▶ **Request**:
Return every record below exactly as written, but leave out the pictures.

>> BEGIN

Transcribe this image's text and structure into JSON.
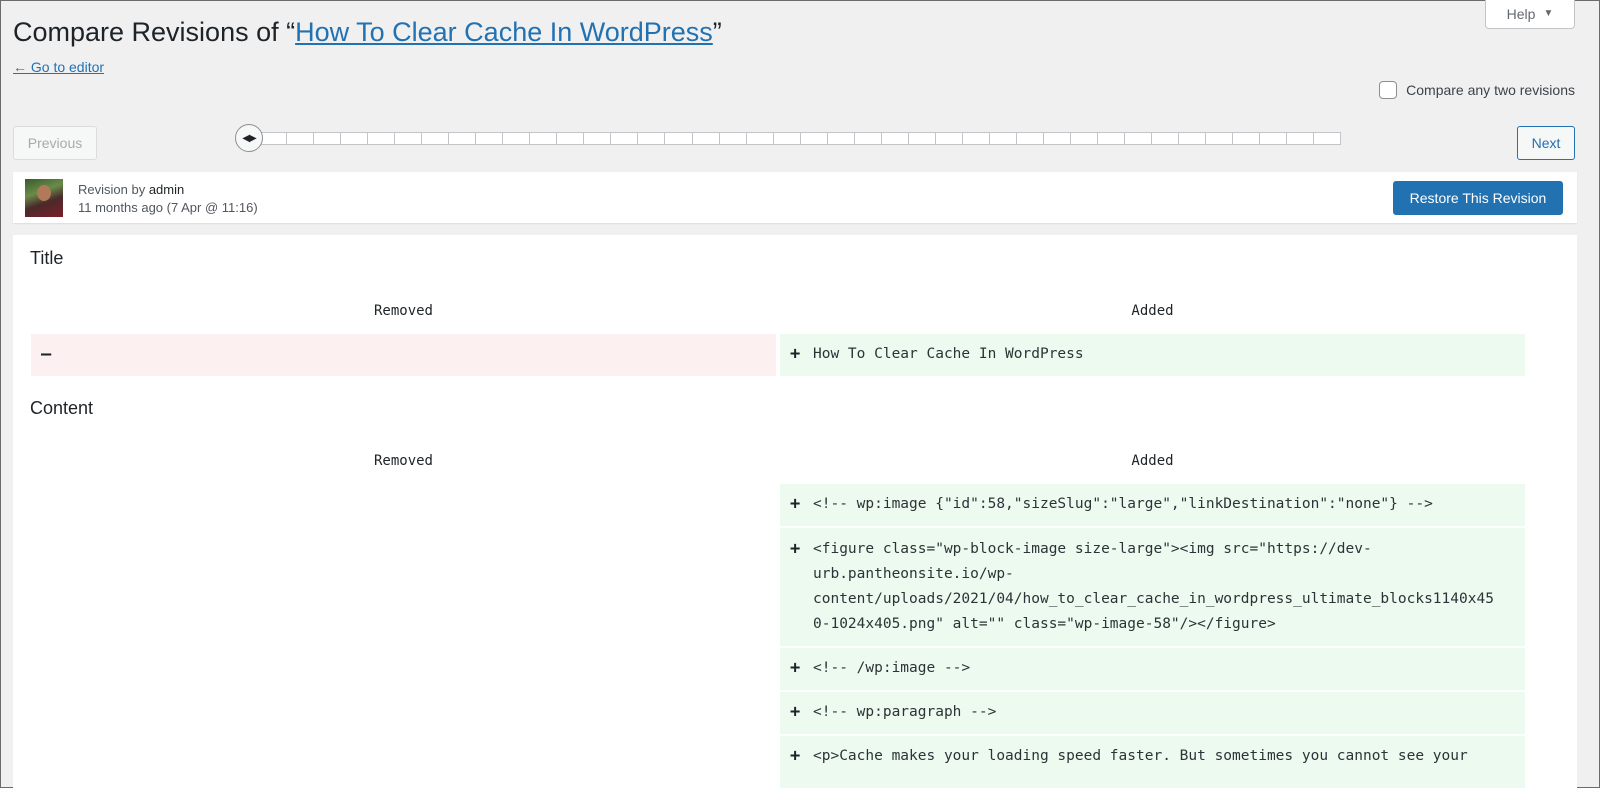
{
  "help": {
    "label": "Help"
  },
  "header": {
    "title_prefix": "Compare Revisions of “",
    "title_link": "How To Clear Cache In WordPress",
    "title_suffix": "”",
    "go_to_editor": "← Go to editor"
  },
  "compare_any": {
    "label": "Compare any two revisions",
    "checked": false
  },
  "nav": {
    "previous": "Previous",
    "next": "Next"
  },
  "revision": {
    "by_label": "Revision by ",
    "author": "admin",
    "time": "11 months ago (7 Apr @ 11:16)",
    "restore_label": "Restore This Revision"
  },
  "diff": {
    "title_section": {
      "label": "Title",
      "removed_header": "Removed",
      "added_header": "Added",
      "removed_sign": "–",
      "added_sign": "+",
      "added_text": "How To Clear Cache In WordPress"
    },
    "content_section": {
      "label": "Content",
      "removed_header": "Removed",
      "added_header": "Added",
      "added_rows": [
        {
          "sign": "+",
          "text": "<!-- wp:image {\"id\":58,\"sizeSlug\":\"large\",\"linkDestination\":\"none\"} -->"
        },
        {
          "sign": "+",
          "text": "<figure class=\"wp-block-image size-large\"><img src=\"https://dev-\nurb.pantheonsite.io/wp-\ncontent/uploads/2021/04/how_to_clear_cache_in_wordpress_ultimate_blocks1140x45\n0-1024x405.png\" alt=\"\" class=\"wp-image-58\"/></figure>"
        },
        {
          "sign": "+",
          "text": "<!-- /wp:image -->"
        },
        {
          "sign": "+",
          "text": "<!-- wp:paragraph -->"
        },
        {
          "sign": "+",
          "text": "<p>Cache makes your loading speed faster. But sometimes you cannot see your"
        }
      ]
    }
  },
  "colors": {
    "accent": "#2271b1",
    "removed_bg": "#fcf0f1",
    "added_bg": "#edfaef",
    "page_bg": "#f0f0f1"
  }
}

>> END

▶ **Correct response**:
Transcribe this image's text and structure into JSON.
{
  "help": {
    "label": "Help"
  },
  "header": {
    "title_prefix": "Compare Revisions of “",
    "title_link": "How To Clear Cache In WordPress",
    "title_suffix": "”",
    "go_to_editor": "← Go to editor"
  },
  "compare_any": {
    "label": "Compare any two revisions",
    "checked": false
  },
  "nav": {
    "previous": "Previous",
    "next": "Next"
  },
  "revision": {
    "by_label": "Revision by ",
    "author": "admin",
    "time": "11 months ago (7 Apr @ 11:16)",
    "restore_label": "Restore This Revision"
  },
  "diff": {
    "title_section": {
      "label": "Title",
      "removed_header": "Removed",
      "added_header": "Added",
      "removed_sign": "–",
      "added_sign": "+",
      "added_text": "How To Clear Cache In WordPress"
    },
    "content_section": {
      "label": "Content",
      "removed_header": "Removed",
      "added_header": "Added",
      "added_rows": [
        {
          "sign": "+",
          "text": "<!-- wp:image {\"id\":58,\"sizeSlug\":\"large\",\"linkDestination\":\"none\"} -->"
        },
        {
          "sign": "+",
          "text": "<figure class=\"wp-block-image size-large\"><img src=\"https://dev-\nurb.pantheonsite.io/wp-\ncontent/uploads/2021/04/how_to_clear_cache_in_wordpress_ultimate_blocks1140x45\n0-1024x405.png\" alt=\"\" class=\"wp-image-58\"/></figure>"
        },
        {
          "sign": "+",
          "text": "<!-- /wp:image -->"
        },
        {
          "sign": "+",
          "text": "<!-- wp:paragraph -->"
        },
        {
          "sign": "+",
          "text": "<p>Cache makes your loading speed faster. But sometimes you cannot see your"
        }
      ]
    }
  },
  "colors": {
    "accent": "#2271b1",
    "removed_bg": "#fcf0f1",
    "added_bg": "#edfaef",
    "page_bg": "#f0f0f1"
  }
}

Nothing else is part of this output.